- _Exercise goal_
Set all the material down again unchanged, without the pictures.

- _Excerpted data_
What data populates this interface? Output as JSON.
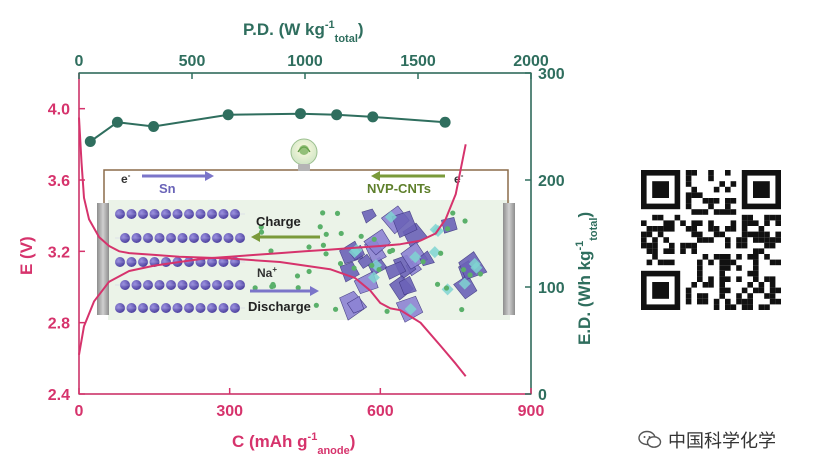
{
  "chart_data": [
    {
      "type": "line",
      "xlabel": "C (mAh g",
      "xlabel_sup": "-1",
      "xlabel_sub": "anode",
      "xlabel_close": ")",
      "ylabel": "E (V)",
      "xlim": [
        0,
        900
      ],
      "ylim": [
        2.4,
        4.2
      ],
      "x_ticks": [
        "0",
        "300",
        "600",
        "900"
      ],
      "y_ticks": [
        "2.4",
        "2.8",
        "3.2",
        "3.6",
        "4.0"
      ],
      "colors": {
        "curve": "#d6336c",
        "axis": "#d6336c"
      },
      "series": [
        {
          "role": "charge",
          "x": [
            0,
            10,
            30,
            60,
            100,
            150,
            200,
            250,
            300,
            350,
            400,
            450,
            500,
            550,
            600,
            640,
            680,
            710,
            730,
            750,
            760,
            770
          ],
          "y": [
            2.62,
            2.78,
            2.92,
            3.03,
            3.09,
            3.12,
            3.14,
            3.16,
            3.17,
            3.18,
            3.19,
            3.2,
            3.21,
            3.22,
            3.23,
            3.24,
            3.26,
            3.3,
            3.38,
            3.52,
            3.66,
            3.8
          ]
        },
        {
          "role": "discharge",
          "x": [
            0,
            5,
            10,
            20,
            40,
            60,
            80,
            100,
            150,
            200,
            300,
            400,
            500,
            550,
            580,
            600,
            620,
            640,
            680,
            720,
            750,
            770
          ],
          "y": [
            3.95,
            3.7,
            3.5,
            3.38,
            3.28,
            3.23,
            3.2,
            3.19,
            3.18,
            3.17,
            3.16,
            3.14,
            3.1,
            3.05,
            2.98,
            2.91,
            2.88,
            2.87,
            2.8,
            2.67,
            2.57,
            2.5
          ]
        }
      ]
    },
    {
      "type": "scatter",
      "xlabel": "P.D. (W kg",
      "xlabel_sup": "-1",
      "xlabel_sub": "total",
      "xlabel_close": ")",
      "ylabel": "E.D. (Wh kg",
      "ylabel_sup": "-1",
      "ylabel_sub": "total",
      "ylabel_close": ")",
      "xlim": [
        0,
        2000
      ],
      "ylim": [
        0,
        300
      ],
      "x_ticks": [
        "0",
        "500",
        "1000",
        "1500",
        "2000"
      ],
      "y_ticks": [
        "0",
        "100",
        "200",
        "300"
      ],
      "colors": {
        "points": "#2f6e5e",
        "axis": "#2f6e5e"
      },
      "series": [
        {
          "x": [
            50,
            170,
            330,
            660,
            980,
            1140,
            1300,
            1620
          ],
          "y": [
            236,
            254,
            250,
            261,
            262,
            261,
            259,
            254
          ]
        }
      ]
    }
  ],
  "inset": {
    "label_e_left": "e",
    "label_e_right": "e",
    "electron_sup": "-",
    "label_anode": "Sn",
    "label_cathode": "NVP-CNTs",
    "label_charge": "Charge",
    "label_discharge": "Discharge",
    "label_ion": "Na",
    "ion_sup": "+",
    "icon": "light-bulb-icon"
  },
  "qr_icon": "qr-code-icon",
  "watermark": {
    "icon": "wechat-icon",
    "text": "中国科学化学"
  }
}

- _Response_
What data populates this interface? Output as JSON.
{
  "chart_data": [
    {
      "type": "line",
      "xlabel": "C (mAh g",
      "xlabel_sup": "-1",
      "xlabel_sub": "anode",
      "xlabel_close": ")",
      "ylabel": "E (V)",
      "xlim": [
        0,
        900
      ],
      "ylim": [
        2.4,
        4.2
      ],
      "x_ticks": [
        "0",
        "300",
        "600",
        "900"
      ],
      "y_ticks": [
        "2.4",
        "2.8",
        "3.2",
        "3.6",
        "4.0"
      ],
      "colors": {
        "curve": "#d6336c",
        "axis": "#d6336c"
      },
      "series": [
        {
          "role": "charge",
          "x": [
            0,
            10,
            30,
            60,
            100,
            150,
            200,
            250,
            300,
            350,
            400,
            450,
            500,
            550,
            600,
            640,
            680,
            710,
            730,
            750,
            760,
            770
          ],
          "y": [
            2.62,
            2.78,
            2.92,
            3.03,
            3.09,
            3.12,
            3.14,
            3.16,
            3.17,
            3.18,
            3.19,
            3.2,
            3.21,
            3.22,
            3.23,
            3.24,
            3.26,
            3.3,
            3.38,
            3.52,
            3.66,
            3.8
          ]
        },
        {
          "role": "discharge",
          "x": [
            0,
            5,
            10,
            20,
            40,
            60,
            80,
            100,
            150,
            200,
            300,
            400,
            500,
            550,
            580,
            600,
            620,
            640,
            680,
            720,
            750,
            770
          ],
          "y": [
            3.95,
            3.7,
            3.5,
            3.38,
            3.28,
            3.23,
            3.2,
            3.19,
            3.18,
            3.17,
            3.16,
            3.14,
            3.1,
            3.05,
            2.98,
            2.91,
            2.88,
            2.87,
            2.8,
            2.67,
            2.57,
            2.5
          ]
        }
      ]
    },
    {
      "type": "scatter",
      "xlabel": "P.D. (W kg",
      "xlabel_sup": "-1",
      "xlabel_sub": "total",
      "xlabel_close": ")",
      "ylabel": "E.D. (Wh kg",
      "ylabel_sup": "-1",
      "ylabel_sub": "total",
      "ylabel_close": ")",
      "xlim": [
        0,
        2000
      ],
      "ylim": [
        0,
        300
      ],
      "x_ticks": [
        "0",
        "500",
        "1000",
        "1500",
        "2000"
      ],
      "y_ticks": [
        "0",
        "100",
        "200",
        "300"
      ],
      "colors": {
        "points": "#2f6e5e",
        "axis": "#2f6e5e"
      },
      "series": [
        {
          "x": [
            50,
            170,
            330,
            660,
            980,
            1140,
            1300,
            1620
          ],
          "y": [
            236,
            254,
            250,
            261,
            262,
            261,
            259,
            254
          ]
        }
      ]
    }
  ],
  "inset": {
    "label_e_left": "e",
    "label_e_right": "e",
    "electron_sup": "-",
    "label_anode": "Sn",
    "label_cathode": "NVP-CNTs",
    "label_charge": "Charge",
    "label_discharge": "Discharge",
    "label_ion": "Na",
    "ion_sup": "+",
    "icon": "light-bulb-icon"
  },
  "qr_icon": "qr-code-icon",
  "watermark": {
    "icon": "wechat-icon",
    "text": "中国科学化学"
  }
}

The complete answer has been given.